Source records:
=-=-=-=-=

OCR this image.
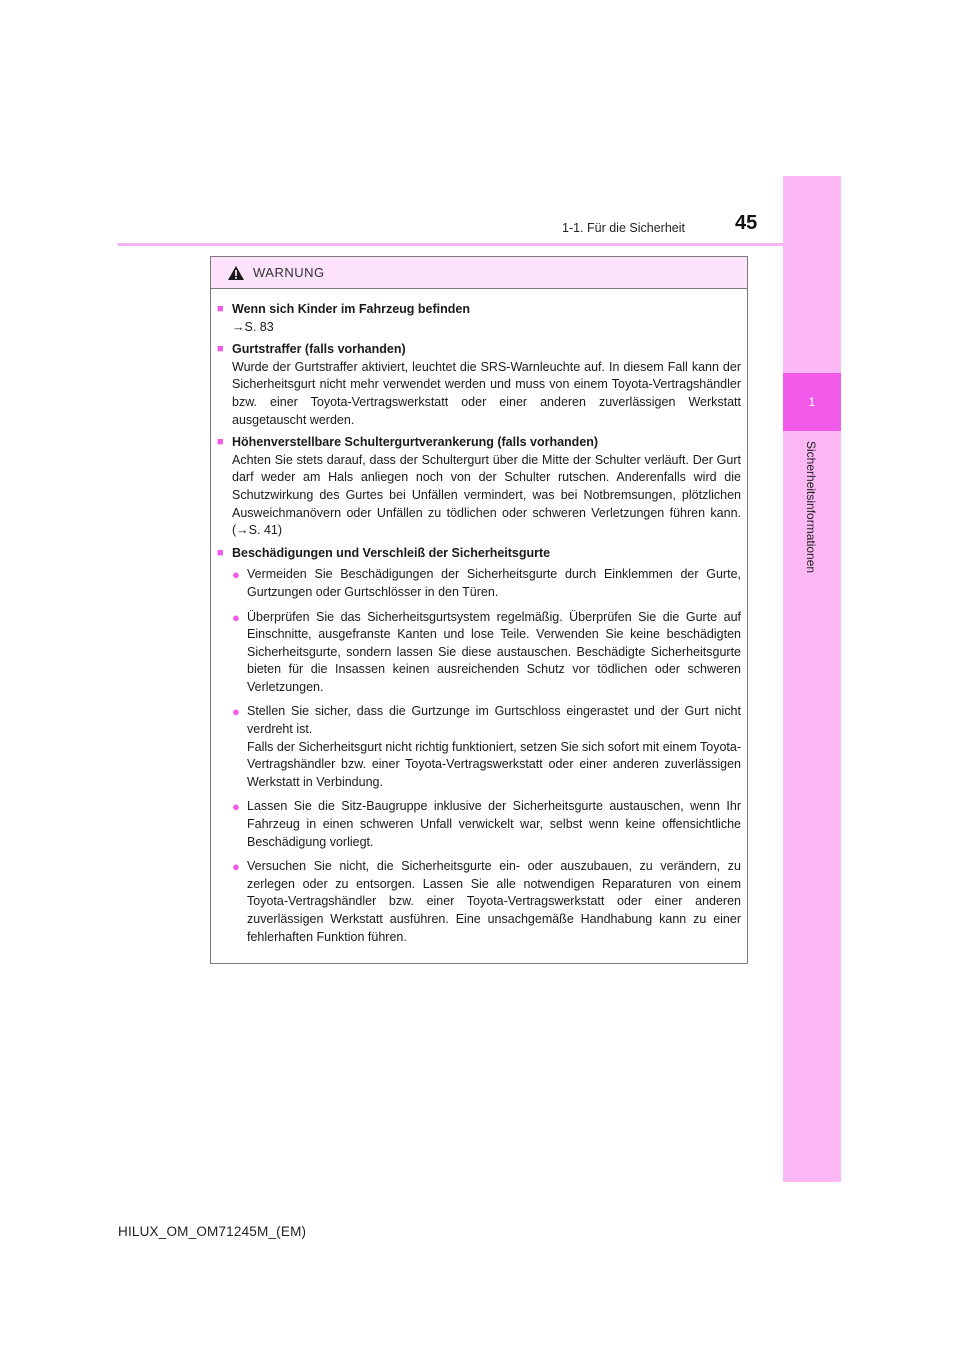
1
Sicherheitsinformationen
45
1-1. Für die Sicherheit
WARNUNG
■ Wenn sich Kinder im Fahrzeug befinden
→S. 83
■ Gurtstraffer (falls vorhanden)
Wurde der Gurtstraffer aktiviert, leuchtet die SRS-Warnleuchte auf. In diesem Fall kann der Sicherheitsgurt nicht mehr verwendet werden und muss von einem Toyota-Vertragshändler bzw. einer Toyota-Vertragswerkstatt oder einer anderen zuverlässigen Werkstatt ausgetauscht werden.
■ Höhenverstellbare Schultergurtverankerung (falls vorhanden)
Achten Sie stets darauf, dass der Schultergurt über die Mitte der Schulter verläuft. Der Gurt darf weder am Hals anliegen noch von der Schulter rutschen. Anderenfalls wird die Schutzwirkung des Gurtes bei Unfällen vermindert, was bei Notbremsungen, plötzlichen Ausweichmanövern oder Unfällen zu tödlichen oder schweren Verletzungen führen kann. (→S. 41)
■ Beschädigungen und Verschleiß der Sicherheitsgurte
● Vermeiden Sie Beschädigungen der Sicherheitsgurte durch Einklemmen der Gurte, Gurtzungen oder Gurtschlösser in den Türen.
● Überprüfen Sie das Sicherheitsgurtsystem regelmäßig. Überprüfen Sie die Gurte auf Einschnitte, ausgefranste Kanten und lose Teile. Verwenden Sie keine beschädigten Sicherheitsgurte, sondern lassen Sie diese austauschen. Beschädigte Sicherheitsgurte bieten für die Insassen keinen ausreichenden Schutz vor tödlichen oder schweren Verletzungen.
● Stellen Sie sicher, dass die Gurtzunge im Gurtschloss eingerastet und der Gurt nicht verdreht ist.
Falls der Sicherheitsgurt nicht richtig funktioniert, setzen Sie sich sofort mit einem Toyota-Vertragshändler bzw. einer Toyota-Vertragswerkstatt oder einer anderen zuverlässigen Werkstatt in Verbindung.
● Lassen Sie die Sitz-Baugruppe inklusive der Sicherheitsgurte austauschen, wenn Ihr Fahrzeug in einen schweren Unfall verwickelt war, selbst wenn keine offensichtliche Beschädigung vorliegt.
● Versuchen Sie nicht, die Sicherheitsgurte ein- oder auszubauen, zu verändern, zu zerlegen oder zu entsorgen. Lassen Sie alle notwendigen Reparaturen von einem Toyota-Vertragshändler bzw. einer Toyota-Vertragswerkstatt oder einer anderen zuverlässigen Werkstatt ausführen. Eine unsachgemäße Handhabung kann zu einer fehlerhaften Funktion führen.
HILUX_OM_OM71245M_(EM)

=-=-=-=-=

**EXERCISE GOAL:** Each record above is to be restated exactly, with its pictures removed from the copy.

**THE RESPONSE:**
OCR this image.
1
Sicherheitsinformationen
45
1-1. Für die Sicherheit
WARNUNG
■ Wenn sich Kinder im Fahrzeug befinden
→S. 83
■ Gurtstraffer (falls vorhanden)
Wurde der Gurtstraffer aktiviert, leuchtet die SRS-Warnleuchte auf. In diesem Fall kann der Sicherheitsgurt nicht mehr verwendet werden und muss von einem Toyota-Vertragshändler bzw. einer Toyota-Vertragswerkstatt oder einer anderen zuverlässigen Werkstatt ausgetauscht werden.
■ Höhenverstellbare Schultergurtverankerung (falls vorhanden)
Achten Sie stets darauf, dass der Schultergurt über die Mitte der Schulter verläuft. Der Gurt darf weder am Hals anliegen noch von der Schulter rutschen. Anderenfalls wird die Schutzwirkung des Gurtes bei Unfällen vermindert, was bei Notbremsungen, plötzlichen Ausweichmanövern oder Unfällen zu tödlichen oder schweren Verletzungen führen kann. (→S. 41)
■ Beschädigungen und Verschleiß der Sicherheitsgurte
● Vermeiden Sie Beschädigungen der Sicherheitsgurte durch Einklemmen der Gurte, Gurtzungen oder Gurtschlösser in den Türen.
● Überprüfen Sie das Sicherheitsgurtsystem regelmäßig. Überprüfen Sie die Gurte auf Einschnitte, ausgefranste Kanten und lose Teile. Verwenden Sie keine beschädigten Sicherheitsgurte, sondern lassen Sie diese austauschen. Beschädigte Sicherheitsgurte bieten für die Insassen keinen ausreichenden Schutz vor tödlichen oder schweren Verletzungen.
● Stellen Sie sicher, dass die Gurtzunge im Gurtschloss eingerastet und der Gurt nicht verdreht ist.
Falls der Sicherheitsgurt nicht richtig funktioniert, setzen Sie sich sofort mit einem Toyota-Vertragshändler bzw. einer Toyota-Vertragswerkstatt oder einer anderen zuverlässigen Werkstatt in Verbindung.
● Lassen Sie die Sitz-Baugruppe inklusive der Sicherheitsgurte austauschen, wenn Ihr Fahrzeug in einen schweren Unfall verwickelt war, selbst wenn keine offensichtliche Beschädigung vorliegt.
● Versuchen Sie nicht, die Sicherheitsgurte ein- oder auszubauen, zu verändern, zu zerlegen oder zu entsorgen. Lassen Sie alle notwendigen Reparaturen von einem Toyota-Vertragshändler bzw. einer Toyota-Vertragswerkstatt oder einer anderen zuverlässigen Werkstatt ausführen. Eine unsachgemäße Handhabung kann zu einer fehlerhaften Funktion führen.
HILUX_OM_OM71245M_(EM)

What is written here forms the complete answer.